GIVEN EXERCISE
Every record should be copied exactly, except that pictures are to be omitted.

DATASET EXCERPTS
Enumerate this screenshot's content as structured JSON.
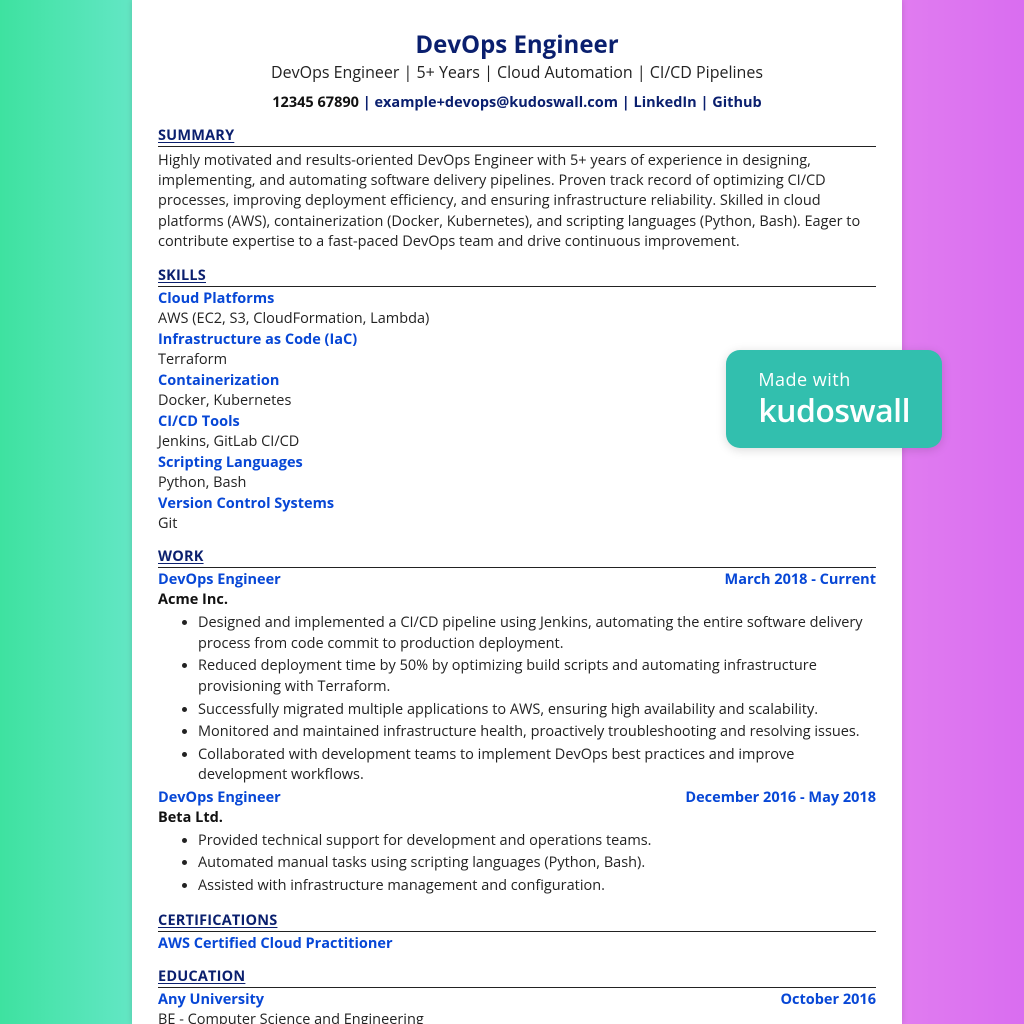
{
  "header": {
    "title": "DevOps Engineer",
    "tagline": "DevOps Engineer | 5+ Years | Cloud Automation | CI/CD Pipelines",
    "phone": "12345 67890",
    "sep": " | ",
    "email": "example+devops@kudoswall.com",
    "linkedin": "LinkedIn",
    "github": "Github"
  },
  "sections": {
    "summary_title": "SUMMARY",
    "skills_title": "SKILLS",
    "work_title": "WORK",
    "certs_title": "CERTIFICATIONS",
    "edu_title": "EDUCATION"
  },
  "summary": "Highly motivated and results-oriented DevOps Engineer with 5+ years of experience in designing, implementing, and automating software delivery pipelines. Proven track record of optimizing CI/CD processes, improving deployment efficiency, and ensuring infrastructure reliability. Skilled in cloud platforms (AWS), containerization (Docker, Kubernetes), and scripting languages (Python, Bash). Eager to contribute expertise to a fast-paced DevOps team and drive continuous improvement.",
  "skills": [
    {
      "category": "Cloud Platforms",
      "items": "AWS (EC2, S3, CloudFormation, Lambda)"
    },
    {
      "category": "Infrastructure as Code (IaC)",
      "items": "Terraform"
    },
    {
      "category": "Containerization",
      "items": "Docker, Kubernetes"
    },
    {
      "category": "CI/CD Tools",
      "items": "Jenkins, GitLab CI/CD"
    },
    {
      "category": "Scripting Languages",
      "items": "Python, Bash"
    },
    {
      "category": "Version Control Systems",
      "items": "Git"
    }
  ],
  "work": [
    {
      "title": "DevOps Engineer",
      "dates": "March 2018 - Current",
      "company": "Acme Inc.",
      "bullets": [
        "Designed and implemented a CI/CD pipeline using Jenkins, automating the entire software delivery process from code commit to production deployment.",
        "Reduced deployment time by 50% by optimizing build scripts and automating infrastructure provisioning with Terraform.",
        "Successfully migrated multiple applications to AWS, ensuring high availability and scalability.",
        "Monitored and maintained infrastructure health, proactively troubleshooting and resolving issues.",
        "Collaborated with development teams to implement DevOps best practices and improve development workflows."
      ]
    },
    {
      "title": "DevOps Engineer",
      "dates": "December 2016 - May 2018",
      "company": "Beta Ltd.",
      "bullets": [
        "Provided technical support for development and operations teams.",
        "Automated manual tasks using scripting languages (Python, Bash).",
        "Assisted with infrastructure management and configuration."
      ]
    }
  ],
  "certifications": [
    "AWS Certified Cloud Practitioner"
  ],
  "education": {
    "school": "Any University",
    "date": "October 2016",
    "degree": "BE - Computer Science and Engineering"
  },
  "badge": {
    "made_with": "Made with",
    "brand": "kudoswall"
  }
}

TASK SOLUTION
Enumerate this screenshot's content as structured JSON.
{
  "header": {
    "title": "DevOps Engineer",
    "tagline": "DevOps Engineer | 5+ Years | Cloud Automation | CI/CD Pipelines",
    "phone": "12345 67890",
    "sep": " | ",
    "email": "example+devops@kudoswall.com",
    "linkedin": "LinkedIn",
    "github": "Github"
  },
  "sections": {
    "summary_title": "SUMMARY",
    "skills_title": "SKILLS",
    "work_title": "WORK",
    "certs_title": "CERTIFICATIONS",
    "edu_title": "EDUCATION"
  },
  "summary": "Highly motivated and results-oriented DevOps Engineer with 5+ years of experience in designing, implementing, and automating software delivery pipelines. Proven track record of optimizing CI/CD processes, improving deployment efficiency, and ensuring infrastructure reliability. Skilled in cloud platforms (AWS), containerization (Docker, Kubernetes), and scripting languages (Python, Bash). Eager to contribute expertise to a fast-paced DevOps team and drive continuous improvement.",
  "skills": [
    {
      "category": "Cloud Platforms",
      "items": "AWS (EC2, S3, CloudFormation, Lambda)"
    },
    {
      "category": "Infrastructure as Code (IaC)",
      "items": "Terraform"
    },
    {
      "category": "Containerization",
      "items": "Docker, Kubernetes"
    },
    {
      "category": "CI/CD Tools",
      "items": "Jenkins, GitLab CI/CD"
    },
    {
      "category": "Scripting Languages",
      "items": "Python, Bash"
    },
    {
      "category": "Version Control Systems",
      "items": "Git"
    }
  ],
  "work": [
    {
      "title": "DevOps Engineer",
      "dates": "March 2018 - Current",
      "company": "Acme Inc.",
      "bullets": [
        "Designed and implemented a CI/CD pipeline using Jenkins, automating the entire software delivery process from code commit to production deployment.",
        "Reduced deployment time by 50% by optimizing build scripts and automating infrastructure provisioning with Terraform.",
        "Successfully migrated multiple applications to AWS, ensuring high availability and scalability.",
        "Monitored and maintained infrastructure health, proactively troubleshooting and resolving issues.",
        "Collaborated with development teams to implement DevOps best practices and improve development workflows."
      ]
    },
    {
      "title": "DevOps Engineer",
      "dates": "December 2016 - May 2018",
      "company": "Beta Ltd.",
      "bullets": [
        "Provided technical support for development and operations teams.",
        "Automated manual tasks using scripting languages (Python, Bash).",
        "Assisted with infrastructure management and configuration."
      ]
    }
  ],
  "certifications": [
    "AWS Certified Cloud Practitioner"
  ],
  "education": {
    "school": "Any University",
    "date": "October 2016",
    "degree": "BE - Computer Science and Engineering"
  },
  "badge": {
    "made_with": "Made with",
    "brand": "kudoswall"
  }
}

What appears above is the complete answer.